■ **Data provided**:
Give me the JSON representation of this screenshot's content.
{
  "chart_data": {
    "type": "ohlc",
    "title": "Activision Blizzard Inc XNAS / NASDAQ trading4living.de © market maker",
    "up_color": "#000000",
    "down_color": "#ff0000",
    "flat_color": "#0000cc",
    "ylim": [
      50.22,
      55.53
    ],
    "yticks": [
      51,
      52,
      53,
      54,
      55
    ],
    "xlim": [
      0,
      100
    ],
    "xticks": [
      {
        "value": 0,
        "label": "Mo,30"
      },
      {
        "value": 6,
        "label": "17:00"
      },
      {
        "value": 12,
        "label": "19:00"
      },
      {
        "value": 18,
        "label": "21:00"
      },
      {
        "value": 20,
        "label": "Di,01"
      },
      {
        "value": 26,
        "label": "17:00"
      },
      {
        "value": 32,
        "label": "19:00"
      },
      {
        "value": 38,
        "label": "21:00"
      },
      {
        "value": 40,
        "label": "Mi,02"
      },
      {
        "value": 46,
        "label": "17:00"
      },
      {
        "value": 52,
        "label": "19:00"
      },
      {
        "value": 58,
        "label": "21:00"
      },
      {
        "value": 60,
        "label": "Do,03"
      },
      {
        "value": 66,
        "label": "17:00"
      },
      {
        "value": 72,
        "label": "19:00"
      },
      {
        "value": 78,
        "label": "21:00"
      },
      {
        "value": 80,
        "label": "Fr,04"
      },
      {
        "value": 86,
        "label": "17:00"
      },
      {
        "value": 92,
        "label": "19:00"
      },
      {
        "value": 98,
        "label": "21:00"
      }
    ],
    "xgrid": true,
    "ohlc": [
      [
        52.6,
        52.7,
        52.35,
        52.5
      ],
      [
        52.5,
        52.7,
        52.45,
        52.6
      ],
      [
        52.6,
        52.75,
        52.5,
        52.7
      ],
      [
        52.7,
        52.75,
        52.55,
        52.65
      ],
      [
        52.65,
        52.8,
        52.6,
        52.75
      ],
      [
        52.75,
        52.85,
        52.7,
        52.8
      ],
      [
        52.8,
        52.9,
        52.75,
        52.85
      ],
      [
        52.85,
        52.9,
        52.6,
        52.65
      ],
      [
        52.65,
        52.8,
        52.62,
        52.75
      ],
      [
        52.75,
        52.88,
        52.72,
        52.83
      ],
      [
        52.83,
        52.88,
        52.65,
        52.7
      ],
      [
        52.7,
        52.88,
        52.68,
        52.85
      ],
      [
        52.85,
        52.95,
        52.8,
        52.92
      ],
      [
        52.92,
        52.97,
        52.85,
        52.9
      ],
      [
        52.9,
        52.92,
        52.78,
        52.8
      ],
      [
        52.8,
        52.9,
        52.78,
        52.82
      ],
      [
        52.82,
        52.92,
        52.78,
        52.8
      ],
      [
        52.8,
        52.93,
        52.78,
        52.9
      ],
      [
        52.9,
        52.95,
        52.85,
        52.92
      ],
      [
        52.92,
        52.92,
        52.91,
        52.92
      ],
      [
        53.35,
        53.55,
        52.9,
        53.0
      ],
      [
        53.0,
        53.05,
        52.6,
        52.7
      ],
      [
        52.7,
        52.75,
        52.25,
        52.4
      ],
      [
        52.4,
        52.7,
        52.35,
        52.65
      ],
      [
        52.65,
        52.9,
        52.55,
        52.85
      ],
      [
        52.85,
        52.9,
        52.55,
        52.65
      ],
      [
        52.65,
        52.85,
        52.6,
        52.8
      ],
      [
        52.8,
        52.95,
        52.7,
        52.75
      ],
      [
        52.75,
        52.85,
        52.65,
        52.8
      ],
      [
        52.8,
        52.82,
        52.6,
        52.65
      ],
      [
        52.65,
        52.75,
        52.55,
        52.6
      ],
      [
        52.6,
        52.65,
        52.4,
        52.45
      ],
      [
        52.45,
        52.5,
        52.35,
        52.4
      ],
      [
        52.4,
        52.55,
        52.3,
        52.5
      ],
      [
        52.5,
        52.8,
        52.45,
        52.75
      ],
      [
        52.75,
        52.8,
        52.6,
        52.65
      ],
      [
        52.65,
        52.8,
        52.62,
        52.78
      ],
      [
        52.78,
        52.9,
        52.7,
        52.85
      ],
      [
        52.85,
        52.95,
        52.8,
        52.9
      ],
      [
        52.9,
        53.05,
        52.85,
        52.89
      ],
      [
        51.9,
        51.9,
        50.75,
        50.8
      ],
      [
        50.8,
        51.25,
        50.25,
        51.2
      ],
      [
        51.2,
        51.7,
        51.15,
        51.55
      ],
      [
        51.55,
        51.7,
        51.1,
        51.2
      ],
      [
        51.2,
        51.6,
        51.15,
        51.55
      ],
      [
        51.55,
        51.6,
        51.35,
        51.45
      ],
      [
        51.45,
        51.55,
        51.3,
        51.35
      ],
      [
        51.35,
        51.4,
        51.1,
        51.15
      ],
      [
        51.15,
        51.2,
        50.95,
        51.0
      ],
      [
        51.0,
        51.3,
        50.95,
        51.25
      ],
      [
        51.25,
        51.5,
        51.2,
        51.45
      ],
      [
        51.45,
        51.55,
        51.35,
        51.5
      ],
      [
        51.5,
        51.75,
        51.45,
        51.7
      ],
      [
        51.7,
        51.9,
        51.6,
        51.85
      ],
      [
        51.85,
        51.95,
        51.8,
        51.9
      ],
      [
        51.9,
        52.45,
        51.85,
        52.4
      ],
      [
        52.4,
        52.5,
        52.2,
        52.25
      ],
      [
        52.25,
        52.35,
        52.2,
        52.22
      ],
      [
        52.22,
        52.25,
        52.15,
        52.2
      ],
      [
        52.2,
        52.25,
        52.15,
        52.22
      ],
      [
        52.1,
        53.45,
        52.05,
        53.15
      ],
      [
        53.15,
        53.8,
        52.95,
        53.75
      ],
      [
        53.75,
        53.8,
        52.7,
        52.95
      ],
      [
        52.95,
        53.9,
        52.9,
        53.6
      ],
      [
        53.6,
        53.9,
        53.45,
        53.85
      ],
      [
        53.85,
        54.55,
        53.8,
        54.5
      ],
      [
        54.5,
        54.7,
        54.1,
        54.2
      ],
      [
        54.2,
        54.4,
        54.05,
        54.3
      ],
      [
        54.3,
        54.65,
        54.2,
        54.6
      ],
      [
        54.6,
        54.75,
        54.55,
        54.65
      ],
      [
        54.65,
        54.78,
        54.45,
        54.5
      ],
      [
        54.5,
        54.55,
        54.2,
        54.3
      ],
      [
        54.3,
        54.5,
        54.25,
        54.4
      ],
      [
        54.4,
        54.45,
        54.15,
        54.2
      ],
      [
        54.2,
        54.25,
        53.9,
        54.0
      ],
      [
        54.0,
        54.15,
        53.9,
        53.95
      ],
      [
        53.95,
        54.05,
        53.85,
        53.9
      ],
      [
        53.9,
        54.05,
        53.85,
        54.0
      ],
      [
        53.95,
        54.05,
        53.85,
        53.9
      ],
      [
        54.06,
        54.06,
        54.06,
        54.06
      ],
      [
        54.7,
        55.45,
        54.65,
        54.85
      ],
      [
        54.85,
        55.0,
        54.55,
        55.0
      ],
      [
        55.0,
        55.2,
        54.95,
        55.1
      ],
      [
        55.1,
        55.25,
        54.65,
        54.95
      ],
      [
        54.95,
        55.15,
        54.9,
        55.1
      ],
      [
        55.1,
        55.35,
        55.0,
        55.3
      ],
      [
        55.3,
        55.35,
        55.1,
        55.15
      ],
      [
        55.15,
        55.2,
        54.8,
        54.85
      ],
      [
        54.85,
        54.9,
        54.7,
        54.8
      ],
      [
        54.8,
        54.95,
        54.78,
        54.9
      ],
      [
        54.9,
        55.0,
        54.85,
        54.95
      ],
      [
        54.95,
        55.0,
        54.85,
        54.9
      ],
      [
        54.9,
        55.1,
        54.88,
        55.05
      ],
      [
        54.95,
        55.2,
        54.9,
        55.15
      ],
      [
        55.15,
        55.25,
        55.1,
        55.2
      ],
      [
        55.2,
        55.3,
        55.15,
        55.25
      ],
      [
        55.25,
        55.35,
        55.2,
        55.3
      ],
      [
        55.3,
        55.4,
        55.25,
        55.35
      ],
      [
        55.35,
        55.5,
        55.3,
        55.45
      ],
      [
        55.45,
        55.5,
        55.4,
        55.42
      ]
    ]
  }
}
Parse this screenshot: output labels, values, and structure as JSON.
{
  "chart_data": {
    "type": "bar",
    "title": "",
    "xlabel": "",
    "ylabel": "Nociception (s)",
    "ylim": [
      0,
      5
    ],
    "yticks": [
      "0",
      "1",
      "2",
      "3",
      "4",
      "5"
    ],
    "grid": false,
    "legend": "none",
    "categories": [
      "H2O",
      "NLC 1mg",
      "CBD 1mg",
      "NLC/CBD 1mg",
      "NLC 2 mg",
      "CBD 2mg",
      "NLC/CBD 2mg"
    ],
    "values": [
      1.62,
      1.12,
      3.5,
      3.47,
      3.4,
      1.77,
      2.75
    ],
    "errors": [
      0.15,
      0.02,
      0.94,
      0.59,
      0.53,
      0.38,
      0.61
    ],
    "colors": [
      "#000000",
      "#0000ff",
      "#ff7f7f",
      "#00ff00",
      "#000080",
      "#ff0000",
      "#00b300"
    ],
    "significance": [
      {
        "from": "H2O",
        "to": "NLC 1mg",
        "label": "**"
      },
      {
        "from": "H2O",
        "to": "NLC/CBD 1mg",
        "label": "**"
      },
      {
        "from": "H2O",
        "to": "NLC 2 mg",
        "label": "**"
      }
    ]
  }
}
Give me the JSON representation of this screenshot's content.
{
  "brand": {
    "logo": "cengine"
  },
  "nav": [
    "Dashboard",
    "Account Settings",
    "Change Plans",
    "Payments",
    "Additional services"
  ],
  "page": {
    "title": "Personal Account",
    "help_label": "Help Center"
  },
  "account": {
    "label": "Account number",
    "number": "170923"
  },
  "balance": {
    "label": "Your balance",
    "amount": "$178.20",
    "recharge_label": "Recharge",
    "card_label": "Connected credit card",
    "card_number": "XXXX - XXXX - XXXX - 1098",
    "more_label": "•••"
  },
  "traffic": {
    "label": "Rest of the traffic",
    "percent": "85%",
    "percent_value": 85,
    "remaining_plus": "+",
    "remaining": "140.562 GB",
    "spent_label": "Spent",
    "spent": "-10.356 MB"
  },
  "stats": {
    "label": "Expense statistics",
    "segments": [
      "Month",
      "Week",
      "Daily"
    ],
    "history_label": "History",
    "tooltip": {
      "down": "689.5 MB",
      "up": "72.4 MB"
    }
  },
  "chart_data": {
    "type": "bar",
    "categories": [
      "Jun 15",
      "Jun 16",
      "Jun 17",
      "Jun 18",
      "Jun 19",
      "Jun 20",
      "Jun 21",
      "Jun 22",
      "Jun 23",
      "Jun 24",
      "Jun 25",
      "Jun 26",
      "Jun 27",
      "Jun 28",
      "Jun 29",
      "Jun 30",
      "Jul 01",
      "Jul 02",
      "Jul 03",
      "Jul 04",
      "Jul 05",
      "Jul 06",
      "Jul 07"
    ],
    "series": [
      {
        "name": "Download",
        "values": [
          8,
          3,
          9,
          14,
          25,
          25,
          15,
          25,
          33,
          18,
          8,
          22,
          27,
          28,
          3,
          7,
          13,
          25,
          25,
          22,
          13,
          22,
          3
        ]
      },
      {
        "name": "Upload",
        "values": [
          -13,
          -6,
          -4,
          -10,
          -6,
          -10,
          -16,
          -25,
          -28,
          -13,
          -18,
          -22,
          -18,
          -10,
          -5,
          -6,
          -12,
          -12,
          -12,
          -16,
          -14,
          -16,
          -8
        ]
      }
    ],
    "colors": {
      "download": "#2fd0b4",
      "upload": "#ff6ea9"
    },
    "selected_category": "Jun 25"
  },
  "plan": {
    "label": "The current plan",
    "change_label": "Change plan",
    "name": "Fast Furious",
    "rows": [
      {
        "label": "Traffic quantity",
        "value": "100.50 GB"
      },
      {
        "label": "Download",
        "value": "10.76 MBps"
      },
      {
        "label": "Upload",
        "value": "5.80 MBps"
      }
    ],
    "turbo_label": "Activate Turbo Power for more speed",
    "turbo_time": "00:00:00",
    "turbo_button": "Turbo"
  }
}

■ **Given exercise**: Find each line in the records holding the string "name" and show it.

■ **Written response**:
        "name": "Download",
        "name": "Upload",
    "name": "Fast Furious",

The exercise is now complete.